— begin RECORDS PROVIDED —

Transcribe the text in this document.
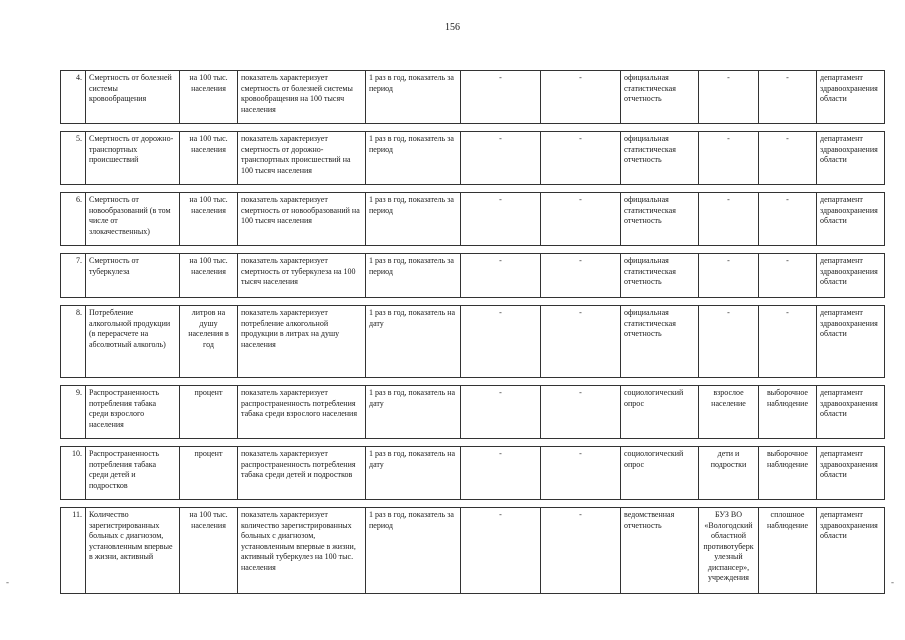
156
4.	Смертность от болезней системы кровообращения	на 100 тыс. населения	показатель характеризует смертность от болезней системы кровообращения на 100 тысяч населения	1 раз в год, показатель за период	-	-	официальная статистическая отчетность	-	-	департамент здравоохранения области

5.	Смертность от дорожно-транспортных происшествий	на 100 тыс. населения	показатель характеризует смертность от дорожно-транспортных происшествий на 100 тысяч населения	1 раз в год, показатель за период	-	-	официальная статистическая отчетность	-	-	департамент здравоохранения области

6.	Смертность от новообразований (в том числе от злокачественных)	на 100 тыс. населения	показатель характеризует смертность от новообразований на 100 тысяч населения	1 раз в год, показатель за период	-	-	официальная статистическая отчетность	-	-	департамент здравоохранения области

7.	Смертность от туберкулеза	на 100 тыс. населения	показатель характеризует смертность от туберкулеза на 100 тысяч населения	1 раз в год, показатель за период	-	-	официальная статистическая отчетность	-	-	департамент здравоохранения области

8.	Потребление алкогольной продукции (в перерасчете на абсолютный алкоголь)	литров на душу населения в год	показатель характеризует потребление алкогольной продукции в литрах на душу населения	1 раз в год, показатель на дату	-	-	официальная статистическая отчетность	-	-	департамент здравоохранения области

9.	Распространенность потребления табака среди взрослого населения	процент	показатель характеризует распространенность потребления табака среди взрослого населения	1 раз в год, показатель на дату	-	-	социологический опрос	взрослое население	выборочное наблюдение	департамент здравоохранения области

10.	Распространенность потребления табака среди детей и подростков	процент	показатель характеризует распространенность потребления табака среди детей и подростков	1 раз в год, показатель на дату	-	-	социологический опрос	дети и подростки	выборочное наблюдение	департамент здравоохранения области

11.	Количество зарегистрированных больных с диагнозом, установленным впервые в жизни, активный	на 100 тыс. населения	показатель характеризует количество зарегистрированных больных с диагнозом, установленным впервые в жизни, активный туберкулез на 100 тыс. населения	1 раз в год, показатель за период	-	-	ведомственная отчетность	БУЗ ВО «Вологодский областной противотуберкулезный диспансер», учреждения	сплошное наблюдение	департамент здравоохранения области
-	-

— end RECORDS PROVIDED —

**PROBLEM STATEMENT:** Write out the records above exactly as they appear, leaving out any pictures.

**ANSWER:**
Transcribe the text in this document.
156
4.	Смертность от болезней системы кровообращения	на 100 тыс. населения	показатель характеризует смертность от болезней системы кровообращения на 100 тысяч населения	1 раз в год, показатель за период	-	-	официальная статистическая отчетность	-	-	департамент здравоохранения области

5.	Смертность от дорожно-транспортных происшествий	на 100 тыс. населения	показатель характеризует смертность от дорожно-транспортных происшествий на 100 тысяч населения	1 раз в год, показатель за период	-	-	официальная статистическая отчетность	-	-	департамент здравоохранения области

6.	Смертность от новообразований (в том числе от злокачественных)	на 100 тыс. населения	показатель характеризует смертность от новообразований на 100 тысяч населения	1 раз в год, показатель за период	-	-	официальная статистическая отчетность	-	-	департамент здравоохранения области

7.	Смертность от туберкулеза	на 100 тыс. населения	показатель характеризует смертность от туберкулеза на 100 тысяч населения	1 раз в год, показатель за период	-	-	официальная статистическая отчетность	-	-	департамент здравоохранения области

8.	Потребление алкогольной продукции (в перерасчете на абсолютный алкоголь)	литров на душу населения в год	показатель характеризует потребление алкогольной продукции в литрах на душу населения	1 раз в год, показатель на дату	-	-	официальная статистическая отчетность	-	-	департамент здравоохранения области

9.	Распространенность потребления табака среди взрослого населения	процент	показатель характеризует распространенность потребления табака среди взрослого населения	1 раз в год, показатель на дату	-	-	социологический опрос	взрослое население	выборочное наблюдение	департамент здравоохранения области

10.	Распространенность потребления табака среди детей и подростков	процент	показатель характеризует распространенность потребления табака среди детей и подростков	1 раз в год, показатель на дату	-	-	социологический опрос	дети и подростки	выборочное наблюдение	департамент здравоохранения области

11.	Количество зарегистрированных больных с диагнозом, установленным впервые в жизни, активный	на 100 тыс. населения	показатель характеризует количество зарегистрированных больных с диагнозом, установленным впервые в жизни, активный туберкулез на 100 тыс. населения	1 раз в год, показатель за период	-	-	ведомственная отчетность	БУЗ ВО «Вологодский областной противотуберкулезный диспансер», учреждения	сплошное наблюдение	департамент здравоохранения области
-	-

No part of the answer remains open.